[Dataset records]

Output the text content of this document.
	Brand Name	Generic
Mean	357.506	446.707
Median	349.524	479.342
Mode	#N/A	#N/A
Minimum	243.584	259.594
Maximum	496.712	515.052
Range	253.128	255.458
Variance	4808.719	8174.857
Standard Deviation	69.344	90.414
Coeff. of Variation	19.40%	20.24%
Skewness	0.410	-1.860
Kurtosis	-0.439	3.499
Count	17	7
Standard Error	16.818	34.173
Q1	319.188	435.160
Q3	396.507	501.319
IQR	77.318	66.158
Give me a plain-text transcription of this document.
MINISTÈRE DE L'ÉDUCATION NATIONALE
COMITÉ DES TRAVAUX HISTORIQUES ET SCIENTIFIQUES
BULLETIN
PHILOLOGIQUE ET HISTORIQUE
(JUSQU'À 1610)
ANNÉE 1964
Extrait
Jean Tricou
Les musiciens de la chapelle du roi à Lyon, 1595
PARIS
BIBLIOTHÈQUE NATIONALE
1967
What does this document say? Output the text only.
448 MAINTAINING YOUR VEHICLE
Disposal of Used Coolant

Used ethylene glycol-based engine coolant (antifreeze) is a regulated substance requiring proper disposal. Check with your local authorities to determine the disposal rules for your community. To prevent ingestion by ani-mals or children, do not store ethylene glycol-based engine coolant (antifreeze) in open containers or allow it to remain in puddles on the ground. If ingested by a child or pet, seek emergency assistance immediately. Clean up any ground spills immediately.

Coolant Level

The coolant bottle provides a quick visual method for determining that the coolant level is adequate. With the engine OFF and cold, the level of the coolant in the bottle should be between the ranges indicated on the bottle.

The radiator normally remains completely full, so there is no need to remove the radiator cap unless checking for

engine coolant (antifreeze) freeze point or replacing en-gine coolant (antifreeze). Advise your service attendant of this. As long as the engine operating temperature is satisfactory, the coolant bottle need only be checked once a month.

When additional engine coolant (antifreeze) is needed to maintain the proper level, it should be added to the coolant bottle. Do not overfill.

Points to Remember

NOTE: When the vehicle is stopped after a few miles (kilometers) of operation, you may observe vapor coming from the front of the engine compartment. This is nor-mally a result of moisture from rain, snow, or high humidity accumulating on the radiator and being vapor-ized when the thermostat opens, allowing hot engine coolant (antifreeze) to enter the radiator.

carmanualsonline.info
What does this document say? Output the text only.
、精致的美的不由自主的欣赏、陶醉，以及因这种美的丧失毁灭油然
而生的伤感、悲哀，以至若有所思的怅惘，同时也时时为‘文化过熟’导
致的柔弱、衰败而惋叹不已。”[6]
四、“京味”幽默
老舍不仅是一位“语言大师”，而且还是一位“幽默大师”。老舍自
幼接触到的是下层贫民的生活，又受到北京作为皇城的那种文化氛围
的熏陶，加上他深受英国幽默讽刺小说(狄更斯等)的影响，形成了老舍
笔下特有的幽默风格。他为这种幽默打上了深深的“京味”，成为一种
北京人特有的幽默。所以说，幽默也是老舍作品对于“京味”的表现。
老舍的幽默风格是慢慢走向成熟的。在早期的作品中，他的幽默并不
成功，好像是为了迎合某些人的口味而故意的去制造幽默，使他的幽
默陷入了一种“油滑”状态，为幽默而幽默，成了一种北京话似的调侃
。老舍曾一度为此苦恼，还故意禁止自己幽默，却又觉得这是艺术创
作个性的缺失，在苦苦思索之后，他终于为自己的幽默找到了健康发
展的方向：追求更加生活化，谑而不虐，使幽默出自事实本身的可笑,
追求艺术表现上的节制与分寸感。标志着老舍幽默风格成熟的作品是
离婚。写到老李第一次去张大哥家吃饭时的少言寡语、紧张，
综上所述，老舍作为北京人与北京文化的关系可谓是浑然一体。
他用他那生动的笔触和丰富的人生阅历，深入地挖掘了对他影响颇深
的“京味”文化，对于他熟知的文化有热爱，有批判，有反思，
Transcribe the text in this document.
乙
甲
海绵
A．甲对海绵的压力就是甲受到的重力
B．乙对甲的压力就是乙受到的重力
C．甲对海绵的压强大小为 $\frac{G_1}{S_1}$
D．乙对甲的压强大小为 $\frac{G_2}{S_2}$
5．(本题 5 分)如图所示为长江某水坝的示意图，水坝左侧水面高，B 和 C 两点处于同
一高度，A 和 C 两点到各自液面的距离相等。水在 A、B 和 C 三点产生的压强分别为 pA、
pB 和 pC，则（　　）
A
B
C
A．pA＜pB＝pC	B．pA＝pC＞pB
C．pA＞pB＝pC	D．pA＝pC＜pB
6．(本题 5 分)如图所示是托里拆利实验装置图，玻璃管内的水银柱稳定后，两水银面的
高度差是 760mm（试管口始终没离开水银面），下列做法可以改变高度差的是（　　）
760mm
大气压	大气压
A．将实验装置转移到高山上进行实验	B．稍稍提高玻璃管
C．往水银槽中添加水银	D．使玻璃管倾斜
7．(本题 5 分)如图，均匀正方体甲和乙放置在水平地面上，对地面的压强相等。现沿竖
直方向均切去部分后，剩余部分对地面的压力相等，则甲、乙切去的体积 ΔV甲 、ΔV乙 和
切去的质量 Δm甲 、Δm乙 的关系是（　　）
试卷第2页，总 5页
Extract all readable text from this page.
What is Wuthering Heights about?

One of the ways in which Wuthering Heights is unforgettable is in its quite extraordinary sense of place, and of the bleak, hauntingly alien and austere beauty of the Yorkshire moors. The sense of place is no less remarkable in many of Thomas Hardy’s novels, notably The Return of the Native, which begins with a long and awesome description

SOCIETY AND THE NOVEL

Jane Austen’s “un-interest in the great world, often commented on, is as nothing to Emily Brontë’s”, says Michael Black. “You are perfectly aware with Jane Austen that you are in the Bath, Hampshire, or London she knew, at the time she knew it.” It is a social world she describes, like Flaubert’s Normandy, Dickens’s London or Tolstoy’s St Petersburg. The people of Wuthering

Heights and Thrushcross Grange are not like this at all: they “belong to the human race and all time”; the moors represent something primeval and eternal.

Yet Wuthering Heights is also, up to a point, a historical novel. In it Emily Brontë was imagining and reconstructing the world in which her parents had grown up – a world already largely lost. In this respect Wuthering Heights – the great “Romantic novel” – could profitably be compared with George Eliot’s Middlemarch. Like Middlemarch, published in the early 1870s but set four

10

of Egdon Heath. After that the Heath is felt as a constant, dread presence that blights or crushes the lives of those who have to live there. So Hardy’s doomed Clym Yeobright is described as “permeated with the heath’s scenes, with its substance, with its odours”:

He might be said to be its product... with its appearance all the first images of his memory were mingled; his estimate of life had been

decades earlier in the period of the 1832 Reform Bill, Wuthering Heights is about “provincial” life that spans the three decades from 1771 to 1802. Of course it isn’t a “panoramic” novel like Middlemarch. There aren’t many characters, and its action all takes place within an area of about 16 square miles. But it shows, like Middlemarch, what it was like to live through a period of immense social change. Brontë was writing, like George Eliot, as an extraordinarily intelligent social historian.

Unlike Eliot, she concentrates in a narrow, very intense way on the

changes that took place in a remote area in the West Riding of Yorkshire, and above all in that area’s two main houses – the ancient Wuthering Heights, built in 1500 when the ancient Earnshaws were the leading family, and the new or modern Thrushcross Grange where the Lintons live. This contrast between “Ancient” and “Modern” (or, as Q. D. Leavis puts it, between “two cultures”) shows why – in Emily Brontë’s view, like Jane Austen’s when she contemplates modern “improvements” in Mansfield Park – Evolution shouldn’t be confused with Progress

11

Description of the task :: Which lines contain the word "NATIONALE"? Copy each one.

Reply ::
MINISTÈRE DE L'ÉDUCATION NATIONALE
BIBLIOTHÈQUE NATIONALE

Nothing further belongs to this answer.